▸ TASK PROMPT: Track down every line below that holds "Avenue" and copy it.

▸ EXCERPTED RECORDS:
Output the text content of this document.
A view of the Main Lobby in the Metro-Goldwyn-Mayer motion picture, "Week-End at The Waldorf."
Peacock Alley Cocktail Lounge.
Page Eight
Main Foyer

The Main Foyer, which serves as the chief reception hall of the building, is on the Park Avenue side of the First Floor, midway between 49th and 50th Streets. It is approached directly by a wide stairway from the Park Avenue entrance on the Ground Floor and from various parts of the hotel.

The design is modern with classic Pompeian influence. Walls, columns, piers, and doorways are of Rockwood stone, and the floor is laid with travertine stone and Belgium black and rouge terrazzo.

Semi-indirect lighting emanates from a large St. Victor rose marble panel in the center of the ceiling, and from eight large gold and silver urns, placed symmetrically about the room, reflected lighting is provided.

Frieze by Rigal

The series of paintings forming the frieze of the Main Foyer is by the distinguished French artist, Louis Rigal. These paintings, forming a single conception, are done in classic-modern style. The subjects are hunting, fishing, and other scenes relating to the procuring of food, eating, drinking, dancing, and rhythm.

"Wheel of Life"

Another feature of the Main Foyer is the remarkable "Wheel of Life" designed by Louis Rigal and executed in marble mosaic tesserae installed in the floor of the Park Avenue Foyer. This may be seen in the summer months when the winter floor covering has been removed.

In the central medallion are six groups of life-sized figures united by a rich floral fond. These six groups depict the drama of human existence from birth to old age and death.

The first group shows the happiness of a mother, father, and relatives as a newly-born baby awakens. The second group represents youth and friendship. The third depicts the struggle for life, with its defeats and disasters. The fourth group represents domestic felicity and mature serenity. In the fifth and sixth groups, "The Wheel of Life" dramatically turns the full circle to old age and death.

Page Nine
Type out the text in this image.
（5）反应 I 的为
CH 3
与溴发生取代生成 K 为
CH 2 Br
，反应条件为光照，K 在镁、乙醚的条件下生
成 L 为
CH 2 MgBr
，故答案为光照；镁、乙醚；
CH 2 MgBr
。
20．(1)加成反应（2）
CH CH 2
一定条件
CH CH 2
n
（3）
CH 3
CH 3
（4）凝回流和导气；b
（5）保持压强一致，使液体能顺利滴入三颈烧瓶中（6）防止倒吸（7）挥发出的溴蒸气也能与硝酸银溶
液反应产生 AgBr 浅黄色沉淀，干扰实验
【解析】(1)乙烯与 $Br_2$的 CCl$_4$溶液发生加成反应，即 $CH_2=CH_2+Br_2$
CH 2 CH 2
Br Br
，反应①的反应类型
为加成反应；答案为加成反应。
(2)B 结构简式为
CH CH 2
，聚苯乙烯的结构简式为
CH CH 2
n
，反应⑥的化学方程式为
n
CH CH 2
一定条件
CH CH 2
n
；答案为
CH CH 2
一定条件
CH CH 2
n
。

▸ EXERCISE OUTPUT:
The Main Foyer, which serves as the chief reception hall of the building, is on the Park Avenue side of the First Floor, midway between 49th and 50th Streets. It is approached directly by a wide stairway from the Park Avenue entrance on the Ground Floor and from various parts of the hotel.
Another feature of the Main Foyer is the remarkable "Wheel of Life" designed by Louis Rigal and executed in marble mosaic tesserae installed in the floor of the Park Avenue Foyer. This may be seen in the summer months when the winter floor covering has been removed.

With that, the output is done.